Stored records
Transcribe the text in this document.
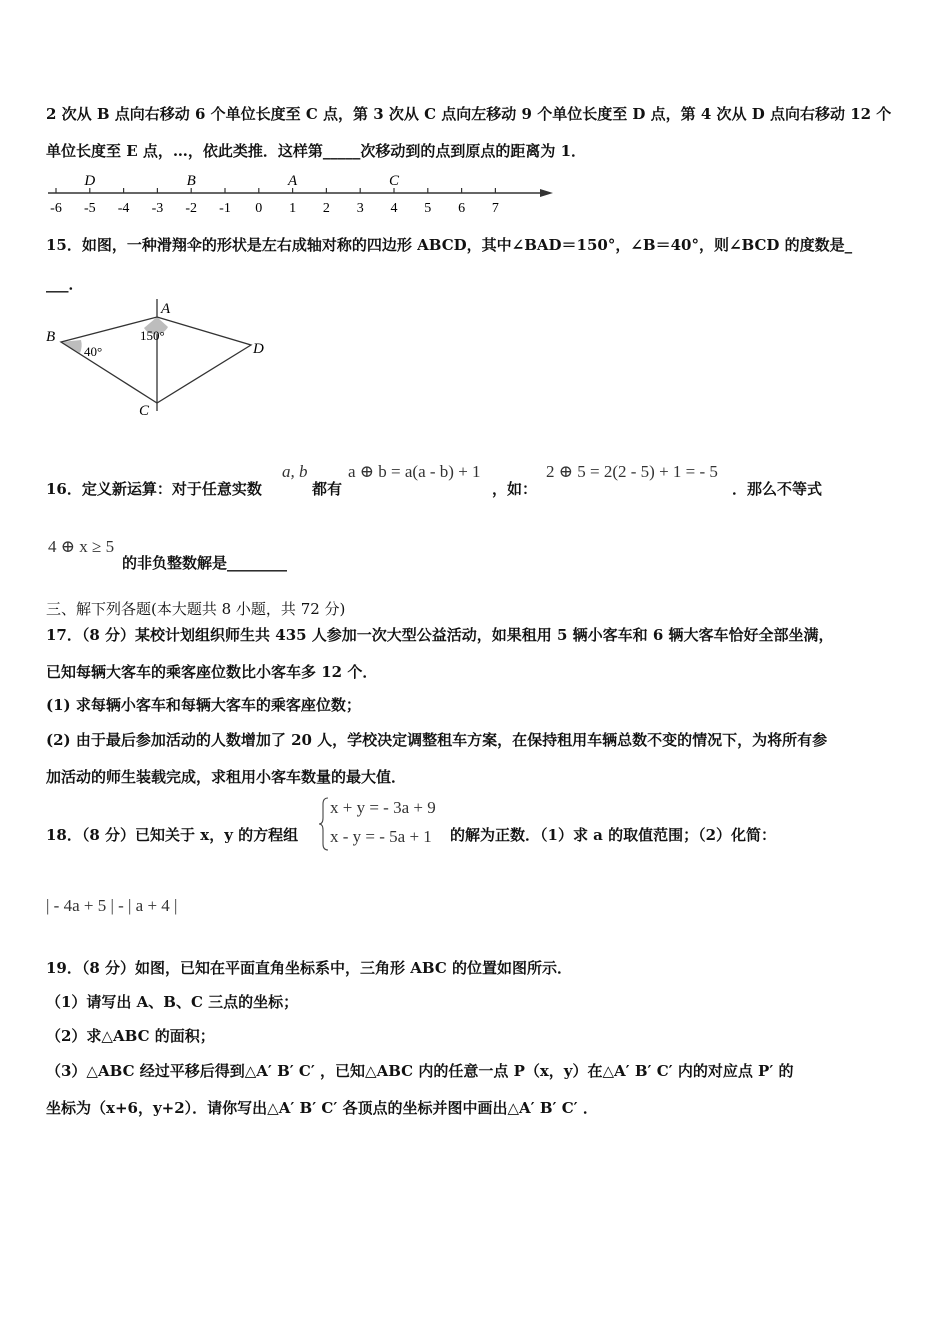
2 次从 B 点向右移动 6 个单位长度至 C 点，第 3 次从 C 点向左移动 9 个单位长度至 D 点，第 4 次从 D 点向右移动 12 个
单位长度至 E 点，…，依此类推．这样第_____次移动到的点到原点的距离为 1．
-6 -5 -4 -3 -2 -1 0 1 2 3 4 5 6 7
D	B	A	C
15．如图，一种滑翔伞的形状是左右成轴对称的四边形 ABCD，其中∠BAD＝150°，∠B＝40°，则∠BCD 的度数是_
___．
B
A
D
C
150°
40°
16．定义新运算：对于任意实数
a, b
都有
a ⊕ b = a(a - b) + 1
，如：
2 ⊕ 5 = 2(2 - 5) + 1 = - 5
．那么不等式
4 ⊕ x ≥ 5
的非负整数解是________
三、解下列各题(本大题共 8 小题，共 72 分)
17．（8 分）某校计划组织师生共 435 人参加一次大型公益活动，如果租用 5 辆小客车和 6 辆大客车恰好全部坐满，
已知每辆大客车的乘客座位数比小客车多 12 个．
(1) 求每辆小客车和每辆大客车的乘客座位数；
(2) 由于最后参加活动的人数增加了 20 人，学校决定调整租车方案，在保持租用车辆总数不变的情况下，为将所有参
加活动的师生装载完成，求租用小客车数量的最大值．
18．（8 分）已知关于 x，y 的方程组
x + y = - 3a + 9
x - y = - 5a + 1 的解为正数．（1）求 a 的取值范围；（2）化简：
| - 4a + 5 | - | a + 4 |
19．（8 分）如图，已知在平面直角坐标系中，三角形 ABC 的位置如图所示．
（1）请写出 A、B、C 三点的坐标；
（2）求△ABC 的面积；
（3）△ABC 经过平移后得到△A′ B′ C′ ，已知△ABC 内的任意一点 P（x，y）在△A′ B′ C′ 内的对应点 P′ 的
坐标为（x+6，y+2）．请你写出△A′ B′ C′ 各顶点的坐标并图中画出△A′ B′ C′ ．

The exercise =
Leaving the pictures aside, transcribe the entire listing exactly.

Task result =
Transcribe the text in this document.
2 次从 B 点向右移动 6 个单位长度至 C 点，第 3 次从 C 点向左移动 9 个单位长度至 D 点，第 4 次从 D 点向右移动 12 个
单位长度至 E 点，…，依此类推．这样第_____次移动到的点到原点的距离为 1．
-6 -5 -4 -3 -2 -1 0 1 2 3 4 5 6 7
D	B	A	C
15．如图，一种滑翔伞的形状是左右成轴对称的四边形 ABCD，其中∠BAD＝150°，∠B＝40°，则∠BCD 的度数是_
___．
B
A
D
C
150°
40°
16．定义新运算：对于任意实数
a, b
都有
a ⊕ b = a(a - b) + 1
，如：
2 ⊕ 5 = 2(2 - 5) + 1 = - 5
．那么不等式
4 ⊕ x ≥ 5
的非负整数解是________
三、解下列各题(本大题共 8 小题，共 72 分)
17．（8 分）某校计划组织师生共 435 人参加一次大型公益活动，如果租用 5 辆小客车和 6 辆大客车恰好全部坐满，
已知每辆大客车的乘客座位数比小客车多 12 个．
(1) 求每辆小客车和每辆大客车的乘客座位数；
(2) 由于最后参加活动的人数增加了 20 人，学校决定调整租车方案，在保持租用车辆总数不变的情况下，为将所有参
加活动的师生装载完成，求租用小客车数量的最大值．
18．（8 分）已知关于 x，y 的方程组
x + y = - 3a + 9
x - y = - 5a + 1 的解为正数．（1）求 a 的取值范围；（2）化简：
| - 4a + 5 | - | a + 4 |
19．（8 分）如图，已知在平面直角坐标系中，三角形 ABC 的位置如图所示．
（1）请写出 A、B、C 三点的坐标；
（2）求△ABC 的面积；
（3）△ABC 经过平移后得到△A′ B′ C′ ，已知△ABC 内的任意一点 P（x，y）在△A′ B′ C′ 内的对应点 P′ 的
坐标为（x+6，y+2）．请你写出△A′ B′ C′ 各顶点的坐标并图中画出△A′ B′ C′ ．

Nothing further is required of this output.